Exercise brief: Swap "Patent image size" for "Drawing dimensions" wherever it occurs in these lines, and write the lines out again with nothing else changed. Leave the pictures out of your answer.

Dataset excerpts:
┌────────

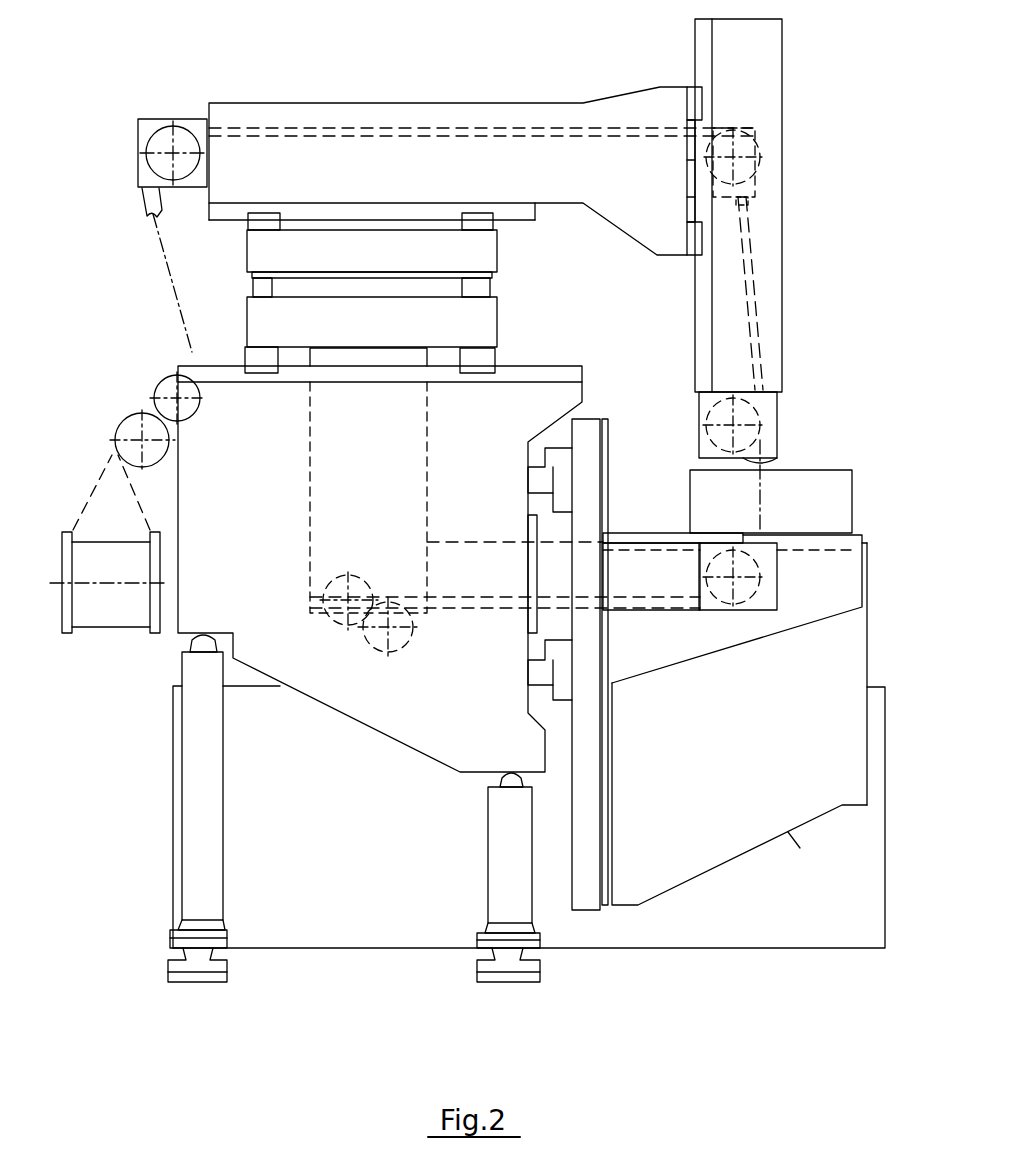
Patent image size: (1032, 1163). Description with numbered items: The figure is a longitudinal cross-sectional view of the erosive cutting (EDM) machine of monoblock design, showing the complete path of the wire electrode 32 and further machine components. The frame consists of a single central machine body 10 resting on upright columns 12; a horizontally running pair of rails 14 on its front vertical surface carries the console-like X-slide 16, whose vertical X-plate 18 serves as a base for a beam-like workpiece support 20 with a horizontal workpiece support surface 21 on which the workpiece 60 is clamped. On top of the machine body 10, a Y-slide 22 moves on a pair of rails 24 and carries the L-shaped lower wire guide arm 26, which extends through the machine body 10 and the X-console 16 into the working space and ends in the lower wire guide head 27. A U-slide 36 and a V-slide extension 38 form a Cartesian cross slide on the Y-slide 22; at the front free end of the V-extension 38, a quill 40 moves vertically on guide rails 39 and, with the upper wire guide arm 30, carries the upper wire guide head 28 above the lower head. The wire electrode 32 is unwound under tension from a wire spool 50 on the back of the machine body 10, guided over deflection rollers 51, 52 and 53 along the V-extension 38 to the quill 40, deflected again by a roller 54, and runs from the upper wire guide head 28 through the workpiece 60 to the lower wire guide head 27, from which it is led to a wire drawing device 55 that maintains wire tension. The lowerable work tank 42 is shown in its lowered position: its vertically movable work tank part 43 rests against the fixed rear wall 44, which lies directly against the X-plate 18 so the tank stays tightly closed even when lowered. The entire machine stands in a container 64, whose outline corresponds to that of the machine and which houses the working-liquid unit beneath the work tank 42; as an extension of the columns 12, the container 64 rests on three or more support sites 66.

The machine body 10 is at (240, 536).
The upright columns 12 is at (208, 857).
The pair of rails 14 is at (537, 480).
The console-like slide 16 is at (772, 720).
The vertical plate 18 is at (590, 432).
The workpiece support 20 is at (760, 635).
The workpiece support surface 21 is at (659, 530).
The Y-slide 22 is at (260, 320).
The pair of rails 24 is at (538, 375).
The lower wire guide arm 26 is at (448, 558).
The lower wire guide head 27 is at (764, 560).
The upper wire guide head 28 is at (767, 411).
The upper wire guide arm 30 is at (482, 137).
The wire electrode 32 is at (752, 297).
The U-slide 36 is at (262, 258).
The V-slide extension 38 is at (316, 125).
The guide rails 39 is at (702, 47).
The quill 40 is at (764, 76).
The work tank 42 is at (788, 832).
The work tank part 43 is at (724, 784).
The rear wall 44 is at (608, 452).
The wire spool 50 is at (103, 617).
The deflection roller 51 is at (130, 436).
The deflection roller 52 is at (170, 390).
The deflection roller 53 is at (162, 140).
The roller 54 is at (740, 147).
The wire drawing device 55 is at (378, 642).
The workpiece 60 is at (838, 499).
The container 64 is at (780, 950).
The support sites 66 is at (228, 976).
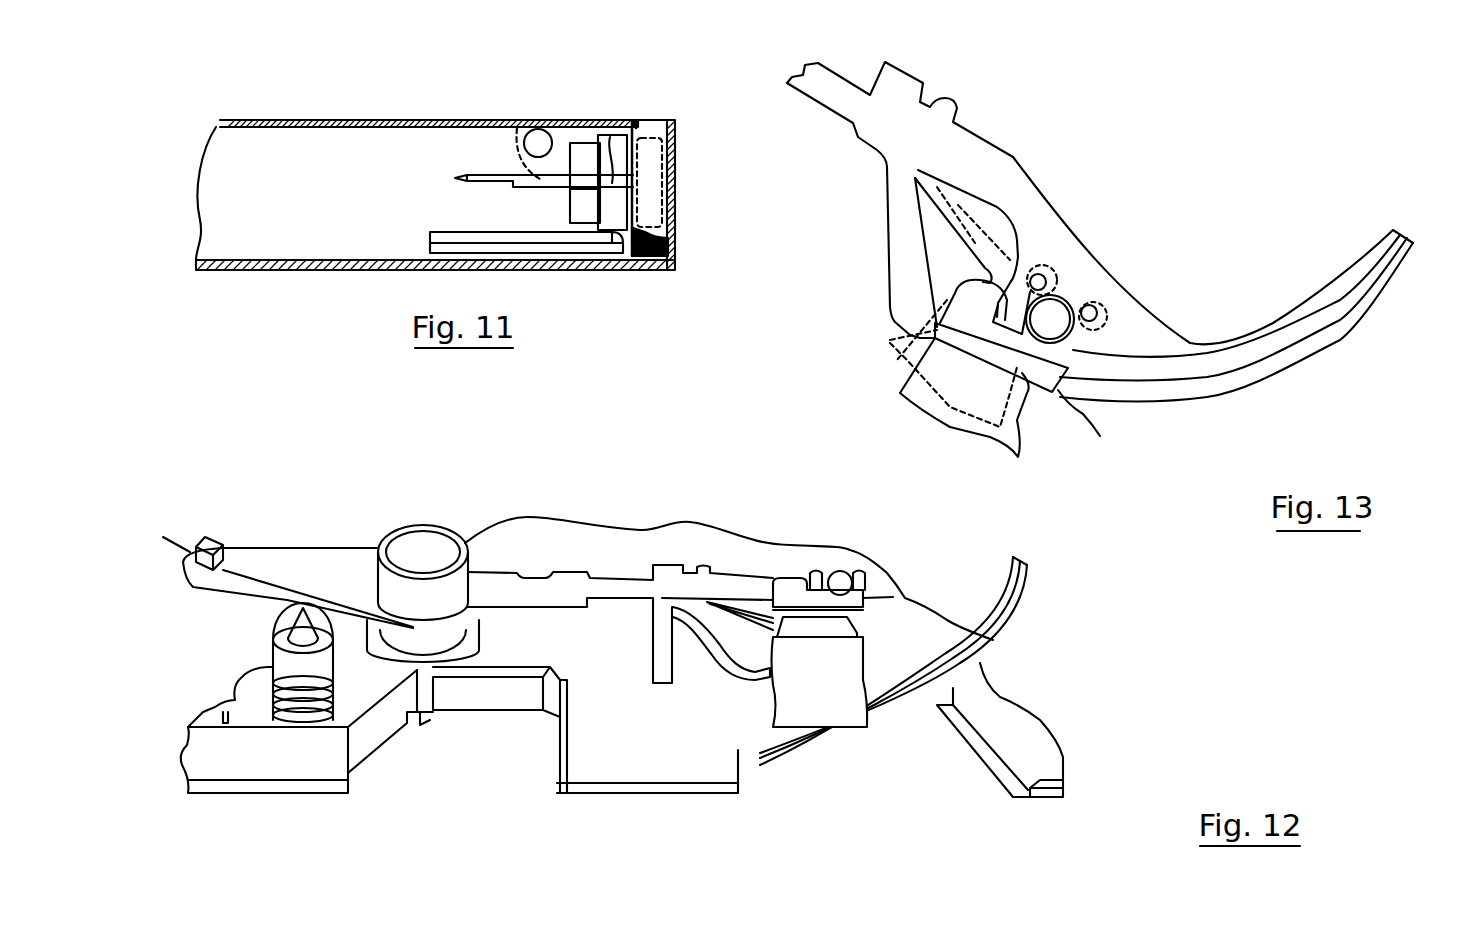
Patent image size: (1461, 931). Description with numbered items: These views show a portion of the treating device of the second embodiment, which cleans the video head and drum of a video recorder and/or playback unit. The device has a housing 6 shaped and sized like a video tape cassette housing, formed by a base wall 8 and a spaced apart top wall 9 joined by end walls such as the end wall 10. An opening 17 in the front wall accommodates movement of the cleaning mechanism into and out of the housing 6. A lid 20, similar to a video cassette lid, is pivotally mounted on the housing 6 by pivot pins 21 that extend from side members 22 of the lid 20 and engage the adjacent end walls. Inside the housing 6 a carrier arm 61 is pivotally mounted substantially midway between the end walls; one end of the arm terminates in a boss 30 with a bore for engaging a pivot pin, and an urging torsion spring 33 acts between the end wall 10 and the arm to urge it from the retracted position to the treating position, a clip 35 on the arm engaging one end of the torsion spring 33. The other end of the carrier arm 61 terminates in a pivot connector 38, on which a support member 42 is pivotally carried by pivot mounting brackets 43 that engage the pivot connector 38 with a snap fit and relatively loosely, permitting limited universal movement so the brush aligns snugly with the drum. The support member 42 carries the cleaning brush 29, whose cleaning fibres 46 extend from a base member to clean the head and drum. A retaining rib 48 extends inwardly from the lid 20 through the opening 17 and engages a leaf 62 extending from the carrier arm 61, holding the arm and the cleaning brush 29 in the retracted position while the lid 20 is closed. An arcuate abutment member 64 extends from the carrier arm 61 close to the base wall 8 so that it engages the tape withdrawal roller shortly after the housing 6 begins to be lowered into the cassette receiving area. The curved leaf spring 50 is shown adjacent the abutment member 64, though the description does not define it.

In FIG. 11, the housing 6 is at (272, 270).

└────────

Task response:
Drawing dimensions: (1032, 1163). Description with numbered items: The figure is a longitudinal cross-sectional view of the erosive cutting (EDM) machine of monoblock design, showing the complete path of the wire electrode 32 and further machine components. The frame consists of a single central machine body 10 resting on upright columns 12; a horizontally running pair of rails 14 on its front vertical surface carries the console-like X-slide 16, whose vertical X-plate 18 serves as a base for a beam-like workpiece support 20 with a horizontal workpiece support surface 21 on which the workpiece 60 is clamped. On top of the machine body 10, a Y-slide 22 moves on a pair of rails 24 and carries the L-shaped lower wire guide arm 26, which extends through the machine body 10 and the X-console 16 into the working space and ends in the lower wire guide head 27. A U-slide 36 and a V-slide extension 38 form a Cartesian cross slide on the Y-slide 22; at the front free end of the V-extension 38, a quill 40 moves vertically on guide rails 39 and, with the upper wire guide arm 30, carries the upper wire guide head 28 above the lower head. The wire electrode 32 is unwound under tension from a wire spool 50 on the back of the machine body 10, guided over deflection rollers 51, 52 and 53 along the V-extension 38 to the quill 40, deflected again by a roller 54, and runs from the upper wire guide head 28 through the workpiece 60 to the lower wire guide head 27, from which it is led to a wire drawing device 55 that maintains wire tension. The lowerable work tank 42 is shown in its lowered position: its vertically movable work tank part 43 rests against the fixed rear wall 44, which lies directly against the X-plate 18 so the tank stays tightly closed even when lowered. The entire machine stands in a container 64, whose outline corresponds to that of the machine and which houses the working-liquid unit beneath the work tank 42; as an extension of the columns 12, the container 64 rests on three or more support sites 66.

The machine body 10 is at (240, 536).
The upright columns 12 is at (208, 857).
The pair of rails 14 is at (537, 480).
The console-like slide 16 is at (772, 720).
The vertical plate 18 is at (590, 432).
The workpiece support 20 is at (760, 635).
The workpiece support surface 21 is at (659, 530).
The Y-slide 22 is at (260, 320).
The pair of rails 24 is at (538, 375).
The lower wire guide arm 26 is at (448, 558).
The lower wire guide head 27 is at (764, 560).
The upper wire guide head 28 is at (767, 411).
The upper wire guide arm 30 is at (482, 137).
The wire electrode 32 is at (752, 297).
The U-slide 36 is at (262, 258).
The V-slide extension 38 is at (316, 125).
The guide rails 39 is at (702, 47).
The quill 40 is at (764, 76).
The work tank 42 is at (788, 832).
The work tank part 43 is at (724, 784).
The rear wall 44 is at (608, 452).
The wire spool 50 is at (103, 617).
The deflection roller 51 is at (130, 436).
The deflection roller 52 is at (170, 390).
The deflection roller 53 is at (162, 140).
The roller 54 is at (740, 147).
The wire drawing device 55 is at (378, 642).
The workpiece 60 is at (838, 499).
The container 64 is at (780, 950).
The support sites 66 is at (228, 976).
Drawing dimensions: (1461, 931). Description with numbered items: These views show a portion of the treating device of the second embodiment, which cleans the video head and drum of a video recorder and/or playback unit. The device has a housing 6 shaped and sized like a video tape cassette housing, formed by a base wall 8 and a spaced apart top wall 9 joined by end walls such as the end wall 10. An opening 17 in the front wall accommodates movement of the cleaning mechanism into and out of the housing 6. A lid 20, similar to a video cassette lid, is pivotally mounted on the housing 6 by pivot pins 21 that extend from side members 22 of the lid 20 and engage the adjacent end walls. Inside the housing 6 a carrier arm 61 is pivotally mounted substantially midway between the end walls; one end of the arm terminates in a boss 30 with a bore for engaging a pivot pin, and an urging torsion spring 33 acts between the end wall 10 and the arm to urge it from the retracted position to the treating position, a clip 35 on the arm engaging one end of the torsion spring 33. The other end of the carrier arm 61 terminates in a pivot connector 38, on which a support member 42 is pivotally carried by pivot mounting brackets 43 that engage the pivot connector 38 with a snap fit and relatively loosely, permitting limited universal movement so the brush aligns snugly with the drum. The support member 42 carries the cleaning brush 29, whose cleaning fibres 46 extend from a base member to clean the head and drum. A retaining rib 48 extends inwardly from the lid 20 through the opening 17 and engages a leaf 62 extending from the carrier arm 61, holding the arm and the cleaning brush 29 in the retracted position while the lid 20 is closed. An arcuate abutment member 64 extends from the carrier arm 61 close to the base wall 8 so that it engages the tape withdrawal roller shortly after the housing 6 begins to be lowered into the cassette receiving area. The curved leaf spring 50 is shown adjacent the abutment member 64, though the description does not define it.

In FIG. 11, the housing 6 is at (272, 270).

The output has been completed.